ANYWAY hi, here's the blog featuring... (eyeing my list)... some of the major changes that I've determined I need to do as part of the journey towards finishing Stellar Terminus!
Sector overhaul
Most pertinent to game progress will be the way that a sector (a group of dungeons) will be generated. Much like how the locations will now be completely custom (more on that later), to tell a better story and to ease to player into the game, I have also overhauled the sectors - no longer will they be collections of random locations, but they will have a thematic and narrative purpose as you travel from the outer orbits to the inner orbits, beat the sector boss, and gain access to the next sector.
Sectors will mostly be themed around one faction with some omni-enemy areas and one or two other faction zones to keep things fresh, and each area will have a defined level range and enemies that can be found in order to keep progression hopefully tighter than before. The level range can be as wide or narrow as I want and this gives me finer control than just labelling things as a tier 1 (1-10), tier 2 (11-20) sector and so on.
Previously, you could roll around in one of the many unaligned sectors, fight basically every enemy in the game, and not really have any sense of progression or exploration. In addition, it was incredibly hard to come in prepared for one of these sectors, in terms of covering your own weaknesses and attacking enemy weaknesses, because of the wide spread of enemies.
I still plan to have randomly generated sectors for the motivated, because the code is already there so I don't see any reason not to, but they won't be the focus of the game anymore, and probably to the benefit of it, because it was quite aimless previously.
Oh and by the way, I currently have my locations divided up into 6 sectors, with 2-5 orbits each. That's 47 locations, plus I'll have more because one of my sectors is devoid of the main faction as I haven't designed it yet (foreshadowing)!
Location overhaul
First off, pardon me if I sometimes refer to locations as dungeons, as that's what I've always thought of them as (dungeon crawling etc) but in-game they should, hopefully, be referred to as their less fantasy-coded counterpart, locations.
Anyone who's played the game already knows I have support for custom maps per-location, as the tutorial/launch base is a hand-designed map. The big part will naturally be designing the maps for all the other locations, but considering I already have the generation parameters for them, doing a more stylistic set of maps shouldn't be too hard.
Plus, I am planning to keep the random generation. As the universe is in its late stages of decay, each sector will have a ruined/decaying/crumbling/other thematically appropriate word counterpart which will be the randomly generated version of the location. This will be unlocked after you complete it and will be a mirror to the story counterpart. I would expect higher amounts of loot and tougher enemies to be patrolling these areas, in addition to a lot of different traps and machines that weren't featured in the main locations.
Research overhaul
Both of the above items also lead into the research overhaul. While I thought the initial concept was cool (that is, styling each research item as a scientific paper with an aim, method, and conclusion - the unlock), In testing, this fell flat due to the overwhelming amount of text on-screen and the ability to only see one research item at a time. That plus the data gathering in the dungeons while the research was chugging away was very unintuitive.
☆ ☆ ☆ ☆
> **Your goal**: Echo the passage of the development blog post between "Sectors will mostly" and "spread of enemies.", inclusive, word for word.

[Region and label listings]
☆ ☆ ☆ ☆
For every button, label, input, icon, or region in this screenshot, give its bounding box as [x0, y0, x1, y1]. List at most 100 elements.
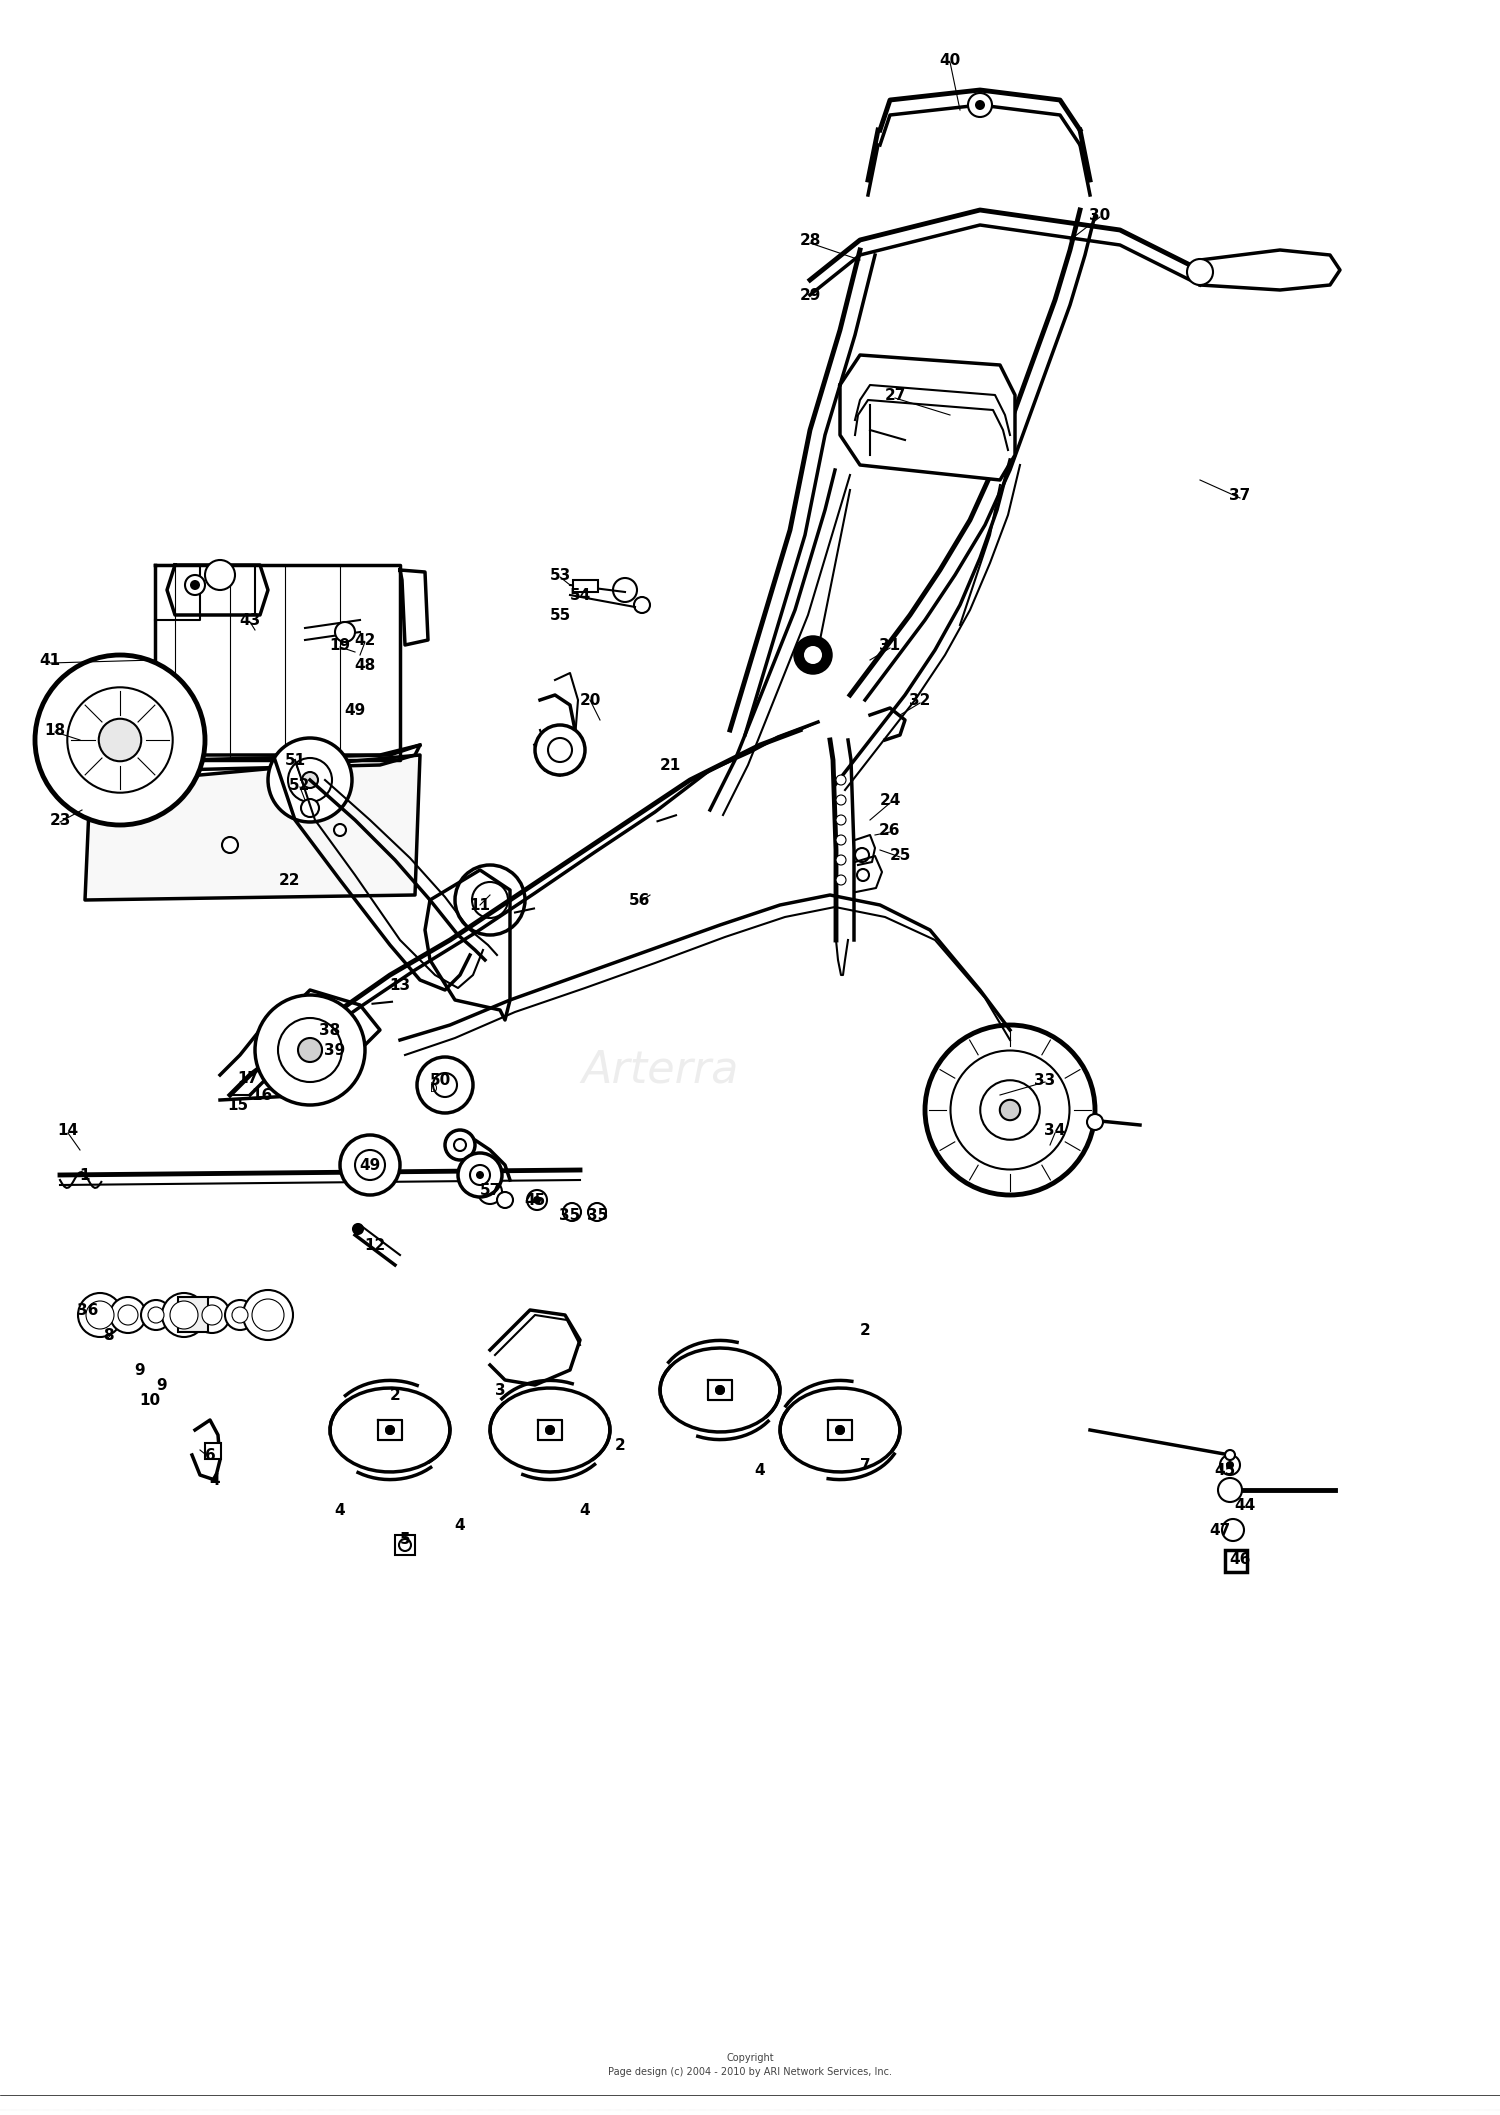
Text: D: D [430, 1085, 438, 1093]
Text: 48: 48 [354, 658, 375, 673]
Bar [178, 1296, 209, 1332]
Circle shape [836, 814, 846, 825]
Circle shape [968, 93, 992, 116]
Circle shape [856, 869, 868, 882]
Circle shape [34, 656, 206, 825]
Text: 23: 23 [50, 812, 70, 827]
Circle shape [836, 774, 846, 785]
Text: 30: 30 [1089, 207, 1110, 222]
Circle shape [836, 1426, 844, 1434]
Text: 27: 27 [885, 387, 906, 402]
Circle shape [795, 637, 831, 673]
Text: 2: 2 [390, 1387, 400, 1402]
Text: 51: 51 [285, 753, 306, 768]
Text: 52: 52 [290, 778, 310, 793]
Text: 33: 33 [1035, 1072, 1056, 1087]
Circle shape [454, 865, 525, 935]
Circle shape [446, 1129, 476, 1159]
Circle shape [206, 560, 236, 590]
Text: 42: 42 [354, 632, 375, 647]
Circle shape [588, 1203, 606, 1220]
Polygon shape [424, 869, 510, 1019]
Text: 20: 20 [579, 692, 600, 709]
Circle shape [232, 1307, 248, 1324]
Circle shape [536, 725, 585, 774]
Text: 34: 34 [1044, 1123, 1065, 1138]
Circle shape [356, 1151, 386, 1180]
Text: 3: 3 [495, 1383, 506, 1398]
Text: 37: 37 [1230, 486, 1251, 503]
Bar [573, 580, 598, 592]
Text: 55: 55 [549, 607, 570, 622]
Bar [394, 1535, 416, 1555]
Circle shape [243, 1290, 292, 1341]
Text: 19: 19 [330, 637, 351, 654]
Text: 18: 18 [45, 723, 66, 738]
Circle shape [202, 1305, 222, 1324]
Circle shape [334, 622, 356, 643]
Circle shape [836, 854, 846, 865]
Circle shape [562, 1203, 580, 1220]
Text: 13: 13 [390, 977, 411, 992]
Text: 9: 9 [135, 1362, 146, 1377]
Text: 15: 15 [228, 1098, 249, 1112]
Text: 4: 4 [334, 1502, 345, 1516]
Circle shape [716, 1385, 724, 1396]
Circle shape [222, 838, 238, 852]
Circle shape [386, 1426, 394, 1434]
Circle shape [1218, 1478, 1242, 1502]
Text: 49: 49 [360, 1157, 381, 1172]
Text: 4: 4 [579, 1502, 591, 1516]
Text: 54: 54 [570, 588, 591, 603]
Circle shape [1088, 1115, 1102, 1129]
Circle shape [855, 848, 868, 863]
Circle shape [532, 1195, 542, 1203]
Circle shape [496, 1193, 513, 1208]
Circle shape [951, 1051, 1070, 1170]
Text: 47: 47 [1209, 1523, 1230, 1538]
Circle shape [225, 1301, 255, 1330]
Circle shape [194, 1296, 230, 1332]
Circle shape [78, 1292, 122, 1337]
Text: 39: 39 [324, 1043, 345, 1058]
Circle shape [278, 1017, 342, 1083]
Text: 46: 46 [1230, 1552, 1251, 1567]
Circle shape [458, 1153, 503, 1197]
Text: 16: 16 [252, 1087, 273, 1102]
Text: 22: 22 [279, 873, 300, 888]
Text: 49: 49 [345, 702, 366, 717]
Circle shape [975, 99, 986, 110]
Text: 17: 17 [237, 1070, 258, 1085]
Text: Arterra: Arterra [582, 1049, 738, 1091]
Circle shape [476, 1172, 484, 1178]
Circle shape [926, 1026, 1095, 1195]
Circle shape [716, 1385, 724, 1396]
Text: 4: 4 [454, 1516, 465, 1533]
Text: 38: 38 [320, 1022, 340, 1038]
Circle shape [386, 1426, 394, 1434]
Circle shape [302, 799, 320, 816]
Text: 28: 28 [800, 233, 820, 247]
Circle shape [1220, 1455, 1240, 1474]
Circle shape [118, 1305, 138, 1324]
Text: 36: 36 [78, 1303, 99, 1318]
Circle shape [162, 1292, 206, 1337]
Text: 2: 2 [859, 1322, 870, 1337]
Circle shape [472, 882, 508, 918]
Text: 14: 14 [57, 1123, 78, 1138]
Circle shape [454, 1140, 466, 1151]
Circle shape [352, 1225, 363, 1233]
Circle shape [478, 1180, 502, 1203]
Text: 43: 43 [240, 613, 261, 628]
Text: 1: 1 [80, 1167, 90, 1182]
Text: 12: 12 [364, 1237, 386, 1252]
Text: 8: 8 [102, 1328, 114, 1343]
Circle shape [298, 1038, 322, 1062]
Text: 11: 11 [470, 897, 490, 912]
Text: 9: 9 [156, 1377, 168, 1392]
Text: 45: 45 [525, 1193, 546, 1208]
Circle shape [68, 687, 172, 793]
Circle shape [836, 795, 846, 806]
Text: 56: 56 [630, 893, 651, 907]
Bar [206, 1442, 220, 1459]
☆ ☆ ☆ ☆
> **The result**:
Sectors will mostly be themed around one faction with some omni-enemy areas and one or two other faction zones to keep things fresh, and each area will have a defined level range and enemies that can be found in order to keep progression hopefully tighter than before. The level range can be as wide or narrow as I want and this gives me finer control than just labelling things as a tier 1 (1-10), tier 2 (11-20) sector and so on.
Previously, you could roll around in one of the many unaligned sectors, fight basically every enemy in the game, and not really have any sense of progression or exploration. In addition, it was incredibly hard to come in prepared for one of these sectors, in terms of covering your own weaknesses and attacking enemy weaknesses, because of the wide spread of enemies.